Reproduce every record below exactly as it appears.

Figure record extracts
******************************

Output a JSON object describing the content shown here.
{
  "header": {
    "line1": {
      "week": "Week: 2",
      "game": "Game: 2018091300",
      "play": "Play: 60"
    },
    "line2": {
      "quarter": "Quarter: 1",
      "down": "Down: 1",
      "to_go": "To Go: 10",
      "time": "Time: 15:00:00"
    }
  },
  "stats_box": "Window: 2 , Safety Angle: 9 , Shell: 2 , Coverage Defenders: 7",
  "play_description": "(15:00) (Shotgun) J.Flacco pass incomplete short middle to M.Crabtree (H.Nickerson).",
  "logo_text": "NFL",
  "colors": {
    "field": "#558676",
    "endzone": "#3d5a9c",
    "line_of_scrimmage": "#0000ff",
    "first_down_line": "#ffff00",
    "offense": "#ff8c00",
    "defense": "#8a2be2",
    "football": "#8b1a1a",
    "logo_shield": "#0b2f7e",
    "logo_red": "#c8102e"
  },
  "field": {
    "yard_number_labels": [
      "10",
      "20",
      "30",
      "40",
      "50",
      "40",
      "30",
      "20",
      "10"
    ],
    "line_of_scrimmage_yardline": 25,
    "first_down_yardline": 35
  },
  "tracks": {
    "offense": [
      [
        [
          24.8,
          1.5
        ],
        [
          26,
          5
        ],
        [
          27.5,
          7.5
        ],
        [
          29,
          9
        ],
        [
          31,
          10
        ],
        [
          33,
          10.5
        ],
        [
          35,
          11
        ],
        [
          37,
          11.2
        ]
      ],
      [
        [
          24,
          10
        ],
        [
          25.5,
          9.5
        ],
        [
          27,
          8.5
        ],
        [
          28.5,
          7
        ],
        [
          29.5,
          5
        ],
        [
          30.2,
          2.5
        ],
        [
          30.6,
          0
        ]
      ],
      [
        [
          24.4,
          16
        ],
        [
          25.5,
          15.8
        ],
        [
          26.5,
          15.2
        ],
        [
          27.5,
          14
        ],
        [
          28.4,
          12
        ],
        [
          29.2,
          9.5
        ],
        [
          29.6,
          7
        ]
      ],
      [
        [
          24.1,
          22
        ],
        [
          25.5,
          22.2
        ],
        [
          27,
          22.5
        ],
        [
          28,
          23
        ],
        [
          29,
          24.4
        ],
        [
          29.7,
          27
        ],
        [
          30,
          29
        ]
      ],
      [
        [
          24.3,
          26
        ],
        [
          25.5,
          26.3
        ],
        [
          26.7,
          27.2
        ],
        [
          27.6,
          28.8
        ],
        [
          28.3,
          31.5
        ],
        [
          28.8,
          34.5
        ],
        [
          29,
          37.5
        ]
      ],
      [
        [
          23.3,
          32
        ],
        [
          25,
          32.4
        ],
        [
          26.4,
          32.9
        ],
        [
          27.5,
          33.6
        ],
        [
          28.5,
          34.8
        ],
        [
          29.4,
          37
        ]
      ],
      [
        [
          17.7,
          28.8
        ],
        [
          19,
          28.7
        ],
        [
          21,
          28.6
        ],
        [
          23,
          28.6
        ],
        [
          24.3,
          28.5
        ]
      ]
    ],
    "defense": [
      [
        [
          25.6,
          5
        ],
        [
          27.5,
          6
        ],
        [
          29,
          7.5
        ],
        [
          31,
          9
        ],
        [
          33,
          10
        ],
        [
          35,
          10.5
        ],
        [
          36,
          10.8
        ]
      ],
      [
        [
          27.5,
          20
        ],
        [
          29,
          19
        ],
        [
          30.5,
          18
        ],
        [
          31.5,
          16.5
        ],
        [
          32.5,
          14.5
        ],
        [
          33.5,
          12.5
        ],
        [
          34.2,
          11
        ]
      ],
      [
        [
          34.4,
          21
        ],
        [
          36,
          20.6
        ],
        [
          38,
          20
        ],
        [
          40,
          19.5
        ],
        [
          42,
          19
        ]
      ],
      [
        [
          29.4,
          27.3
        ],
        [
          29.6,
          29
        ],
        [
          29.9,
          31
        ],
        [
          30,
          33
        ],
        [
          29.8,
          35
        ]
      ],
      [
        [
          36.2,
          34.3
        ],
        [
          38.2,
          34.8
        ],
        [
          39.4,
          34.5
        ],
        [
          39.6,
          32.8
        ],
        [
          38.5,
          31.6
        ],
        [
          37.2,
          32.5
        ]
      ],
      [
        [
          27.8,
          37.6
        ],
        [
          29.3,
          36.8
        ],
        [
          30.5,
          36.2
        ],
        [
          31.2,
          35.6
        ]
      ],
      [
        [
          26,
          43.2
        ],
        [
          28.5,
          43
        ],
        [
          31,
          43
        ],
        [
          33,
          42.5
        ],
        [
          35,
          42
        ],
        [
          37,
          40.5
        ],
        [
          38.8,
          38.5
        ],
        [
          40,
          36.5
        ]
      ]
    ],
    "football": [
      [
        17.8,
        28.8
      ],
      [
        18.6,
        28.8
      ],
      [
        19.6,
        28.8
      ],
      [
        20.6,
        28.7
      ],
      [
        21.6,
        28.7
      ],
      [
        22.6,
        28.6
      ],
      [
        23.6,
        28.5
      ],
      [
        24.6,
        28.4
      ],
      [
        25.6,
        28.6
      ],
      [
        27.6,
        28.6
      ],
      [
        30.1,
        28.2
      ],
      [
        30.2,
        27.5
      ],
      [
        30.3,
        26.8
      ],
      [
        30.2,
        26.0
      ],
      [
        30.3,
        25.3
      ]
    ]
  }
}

******************************

**TASK ANSWER:**
Output a JSON object describing the content shown here.
{
  "header": {
    "line1": {
      "week": "Week: 2",
      "game": "Game: 2018091300",
      "play": "Play: 60"
    },
    "line2": {
      "quarter": "Quarter: 1",
      "down": "Down: 1",
      "to_go": "To Go: 10",
      "time": "Time: 15:00:00"
    }
  },
  "stats_box": "Window: 2 , Safety Angle: 9 , Shell: 2 , Coverage Defenders: 7",
  "play_description": "(15:00) (Shotgun) J.Flacco pass incomplete short middle to M.Crabtree (H.Nickerson).",
  "logo_text": "NFL",
  "colors": {
    "field": "#558676",
    "endzone": "#3d5a9c",
    "line_of_scrimmage": "#0000ff",
    "first_down_line": "#ffff00",
    "offense": "#ff8c00",
    "defense": "#8a2be2",
    "football": "#8b1a1a",
    "logo_shield": "#0b2f7e",
    "logo_red": "#c8102e"
  },
  "field": {
    "yard_number_labels": [
      "10",
      "20",
      "30",
      "40",
      "50",
      "40",
      "30",
      "20",
      "10"
    ],
    "line_of_scrimmage_yardline": 25,
    "first_down_yardline": 35
  },
  "tracks": {
    "offense": [
      [
        [
          24.8,
          1.5
        ],
        [
          26,
          5
        ],
        [
          27.5,
          7.5
        ],
        [
          29,
          9
        ],
        [
          31,
          10
        ],
        [
          33,
          10.5
        ],
        [
          35,
          11
        ],
        [
          37,
          11.2
        ]
      ],
      [
        [
          24,
          10
        ],
        [
          25.5,
          9.5
        ],
        [
          27,
          8.5
        ],
        [
          28.5,
          7
        ],
        [
          29.5,
          5
        ],
        [
          30.2,
          2.5
        ],
        [
          30.6,
          0
        ]
      ],
      [
        [
          24.4,
          16
        ],
        [
          25.5,
          15.8
        ],
        [
          26.5,
          15.2
        ],
        [
          27.5,
          14
        ],
        [
          28.4,
          12
        ],
        [
          29.2,
          9.5
        ],
        [
          29.6,
          7
        ]
      ],
      [
        [
          24.1,
          22
        ],
        [
          25.5,
          22.2
        ],
        [
          27,
          22.5
        ],
        [
          28,
          23
        ],
        [
          29,
          24.4
        ],
        [
          29.7,
          27
        ],
        [
          30,
          29
        ]
      ],
      [
        [
          24.3,
          26
        ],
        [
          25.5,
          26.3
        ],
        [
          26.7,
          27.2
        ],
        [
          27.6,
          28.8
        ],
        [
          28.3,
          31.5
        ],
        [
          28.8,
          34.5
        ],
        [
          29,
          37.5
        ]
      ],
      [
        [
          23.3,
          32
        ],
        [
          25,
          32.4
        ],
        [
          26.4,
          32.9
        ],
        [
          27.5,
          33.6
        ],
        [
          28.5,
          34.8
        ],
        [
          29.4,
          37
        ]
      ],
      [
        [
          17.7,
          28.8
        ],
        [
          19,
          28.7
        ],
        [
          21,
          28.6
        ],
        [
          23,
          28.6
        ],
        [
          24.3,
          28.5
        ]
      ]
    ],
    "defense": [
      [
        [
          25.6,
          5
        ],
        [
          27.5,
          6
        ],
        [
          29,
          7.5
        ],
        [
          31,
          9
        ],
        [
          33,
          10
        ],
        [
          35,
          10.5
        ],
        [
          36,
          10.8
        ]
      ],
      [
        [
          27.5,
          20
        ],
        [
          29,
          19
        ],
        [
          30.5,
          18
        ],
        [
          31.5,
          16.5
        ],
        [
          32.5,
          14.5
        ],
        [
          33.5,
          12.5
        ],
        [
          34.2,
          11
        ]
      ],
      [
        [
          34.4,
          21
        ],
        [
          36,
          20.6
        ],
        [
          38,
          20
        ],
        [
          40,
          19.5
        ],
        [
          42,
          19
        ]
      ],
      [
        [
          29.4,
          27.3
        ],
        [
          29.6,
          29
        ],
        [
          29.9,
          31
        ],
        [
          30,
          33
        ],
        [
          29.8,
          35
        ]
      ],
      [
        [
          36.2,
          34.3
        ],
        [
          38.2,
          34.8
        ],
        [
          39.4,
          34.5
        ],
        [
          39.6,
          32.8
        ],
        [
          38.5,
          31.6
        ],
        [
          37.2,
          32.5
        ]
      ],
      [
        [
          27.8,
          37.6
        ],
        [
          29.3,
          36.8
        ],
        [
          30.5,
          36.2
        ],
        [
          31.2,
          35.6
        ]
      ],
      [
        [
          26,
          43.2
        ],
        [
          28.5,
          43
        ],
        [
          31,
          43
        ],
        [
          33,
          42.5
        ],
        [
          35,
          42
        ],
        [
          37,
          40.5
        ],
        [
          38.8,
          38.5
        ],
        [
          40,
          36.5
        ]
      ]
    ],
    "football": [
      [
        17.8,
        28.8
      ],
      [
        18.6,
        28.8
      ],
      [
        19.6,
        28.8
      ],
      [
        20.6,
        28.7
      ],
      [
        21.6,
        28.7
      ],
      [
        22.6,
        28.6
      ],
      [
        23.6,
        28.5
      ],
      [
        24.6,
        28.4
      ],
      [
        25.6,
        28.6
      ],
      [
        27.6,
        28.6
      ],
      [
        30.1,
        28.2
      ],
      [
        30.2,
        27.5
      ],
      [
        30.3,
        26.8
      ],
      [
        30.2,
        26.0
      ],
      [
        30.3,
        25.3
      ]
    ]
  }
}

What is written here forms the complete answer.